What is asked
Reproduce the complete listing without any deviation.

Stored data

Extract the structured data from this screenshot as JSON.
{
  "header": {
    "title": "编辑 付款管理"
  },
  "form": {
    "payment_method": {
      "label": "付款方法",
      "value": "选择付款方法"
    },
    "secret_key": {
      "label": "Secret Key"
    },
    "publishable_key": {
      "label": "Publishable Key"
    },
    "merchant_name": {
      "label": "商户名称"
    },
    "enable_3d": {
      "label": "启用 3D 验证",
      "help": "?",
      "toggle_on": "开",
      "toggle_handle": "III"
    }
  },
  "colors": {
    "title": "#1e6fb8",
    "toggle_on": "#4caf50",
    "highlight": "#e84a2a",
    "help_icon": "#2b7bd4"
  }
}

Exercise response
Extract the structured data from this screenshot as JSON.
{
  "header": {
    "title": "编辑 付款管理"
  },
  "form": {
    "payment_method": {
      "label": "付款方法",
      "value": "选择付款方法"
    },
    "secret_key": {
      "label": "Secret Key"
    },
    "publishable_key": {
      "label": "Publishable Key"
    },
    "merchant_name": {
      "label": "商户名称"
    },
    "enable_3d": {
      "label": "启用 3D 验证",
      "help": "?",
      "toggle_on": "开",
      "toggle_handle": "III"
    }
  },
  "colors": {
    "title": "#1e6fb8",
    "toggle_on": "#4caf50",
    "highlight": "#e84a2a",
    "help_icon": "#2b7bd4"
  }
}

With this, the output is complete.